# start of DATA LINES

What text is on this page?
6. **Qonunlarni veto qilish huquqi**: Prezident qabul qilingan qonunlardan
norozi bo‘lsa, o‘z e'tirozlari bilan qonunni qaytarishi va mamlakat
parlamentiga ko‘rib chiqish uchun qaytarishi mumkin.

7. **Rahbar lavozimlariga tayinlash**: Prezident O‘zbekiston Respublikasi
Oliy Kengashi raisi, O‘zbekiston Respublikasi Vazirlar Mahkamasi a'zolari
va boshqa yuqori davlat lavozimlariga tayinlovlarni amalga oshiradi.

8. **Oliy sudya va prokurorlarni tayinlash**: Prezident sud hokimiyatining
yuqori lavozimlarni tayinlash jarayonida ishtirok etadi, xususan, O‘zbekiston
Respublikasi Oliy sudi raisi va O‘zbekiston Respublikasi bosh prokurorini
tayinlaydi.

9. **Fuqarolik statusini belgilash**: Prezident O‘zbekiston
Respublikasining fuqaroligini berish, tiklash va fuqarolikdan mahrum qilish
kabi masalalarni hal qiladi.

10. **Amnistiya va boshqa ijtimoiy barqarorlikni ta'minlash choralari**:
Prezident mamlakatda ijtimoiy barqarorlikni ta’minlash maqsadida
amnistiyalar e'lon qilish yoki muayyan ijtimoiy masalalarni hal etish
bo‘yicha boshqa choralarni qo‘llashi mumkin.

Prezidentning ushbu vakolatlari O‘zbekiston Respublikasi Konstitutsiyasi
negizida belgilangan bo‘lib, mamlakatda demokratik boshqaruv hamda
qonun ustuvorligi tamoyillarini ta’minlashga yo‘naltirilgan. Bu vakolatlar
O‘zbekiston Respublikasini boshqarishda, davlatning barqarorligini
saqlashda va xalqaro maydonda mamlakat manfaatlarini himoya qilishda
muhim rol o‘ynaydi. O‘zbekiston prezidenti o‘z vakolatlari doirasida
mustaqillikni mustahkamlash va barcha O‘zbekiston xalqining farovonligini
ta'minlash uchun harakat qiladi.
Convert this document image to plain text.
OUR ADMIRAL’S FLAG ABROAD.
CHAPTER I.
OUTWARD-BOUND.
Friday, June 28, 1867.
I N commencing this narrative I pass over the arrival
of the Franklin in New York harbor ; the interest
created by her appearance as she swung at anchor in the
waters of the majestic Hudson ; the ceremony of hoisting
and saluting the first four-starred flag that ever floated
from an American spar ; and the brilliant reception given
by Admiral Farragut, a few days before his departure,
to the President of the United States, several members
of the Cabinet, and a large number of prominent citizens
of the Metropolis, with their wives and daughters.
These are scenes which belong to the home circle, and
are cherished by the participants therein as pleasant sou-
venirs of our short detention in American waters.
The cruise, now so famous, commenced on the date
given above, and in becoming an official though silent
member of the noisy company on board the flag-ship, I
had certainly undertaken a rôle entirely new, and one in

# end of DATA LINES

● **EXERCISE DIRECTIONS**
Repeat every entry word for word.

● **WORKED ANSWER**
What text is on this page?
6. **Qonunlarni veto qilish huquqi**: Prezident qabul qilingan qonunlardan
norozi bo‘lsa, o‘z e'tirozlari bilan qonunni qaytarishi va mamlakat
parlamentiga ko‘rib chiqish uchun qaytarishi mumkin.

7. **Rahbar lavozimlariga tayinlash**: Prezident O‘zbekiston Respublikasi
Oliy Kengashi raisi, O‘zbekiston Respublikasi Vazirlar Mahkamasi a'zolari
va boshqa yuqori davlat lavozimlariga tayinlovlarni amalga oshiradi.

8. **Oliy sudya va prokurorlarni tayinlash**: Prezident sud hokimiyatining
yuqori lavozimlarni tayinlash jarayonida ishtirok etadi, xususan, O‘zbekiston
Respublikasi Oliy sudi raisi va O‘zbekiston Respublikasi bosh prokurorini
tayinlaydi.

9. **Fuqarolik statusini belgilash**: Prezident O‘zbekiston
Respublikasining fuqaroligini berish, tiklash va fuqarolikdan mahrum qilish
kabi masalalarni hal qiladi.

10. **Amnistiya va boshqa ijtimoiy barqarorlikni ta'minlash choralari**:
Prezident mamlakatda ijtimoiy barqarorlikni ta’minlash maqsadida
amnistiyalar e'lon qilish yoki muayyan ijtimoiy masalalarni hal etish
bo‘yicha boshqa choralarni qo‘llashi mumkin.

Prezidentning ushbu vakolatlari O‘zbekiston Respublikasi Konstitutsiyasi
negizida belgilangan bo‘lib, mamlakatda demokratik boshqaruv hamda
qonun ustuvorligi tamoyillarini ta’minlashga yo‘naltirilgan. Bu vakolatlar
O‘zbekiston Respublikasini boshqarishda, davlatning barqarorligini
saqlashda va xalqaro maydonda mamlakat manfaatlarini himoya qilishda
muhim rol o‘ynaydi. O‘zbekiston prezidenti o‘z vakolatlari doirasida
mustaqillikni mustahkamlash va barcha O‘zbekiston xalqining farovonligini
ta'minlash uchun harakat qiladi.
Convert this document image to plain text.
OUR ADMIRAL’S FLAG ABROAD.
CHAPTER I.
OUTWARD-BOUND.
Friday, June 28, 1867.
I N commencing this narrative I pass over the arrival
of the Franklin in New York harbor ; the interest
created by her appearance as she swung at anchor in the
waters of the majestic Hudson ; the ceremony of hoisting
and saluting the first four-starred flag that ever floated
from an American spar ; and the brilliant reception given
by Admiral Farragut, a few days before his departure,
to the President of the United States, several members
of the Cabinet, and a large number of prominent citizens
of the Metropolis, with their wives and daughters.
These are scenes which belong to the home circle, and
are cherished by the participants therein as pleasant sou-
venirs of our short detention in American waters.
The cruise, now so famous, commenced on the date
given above, and in becoming an official though silent
member of the noisy company on board the flag-ship, I
had certainly undertaken a rôle entirely new, and one in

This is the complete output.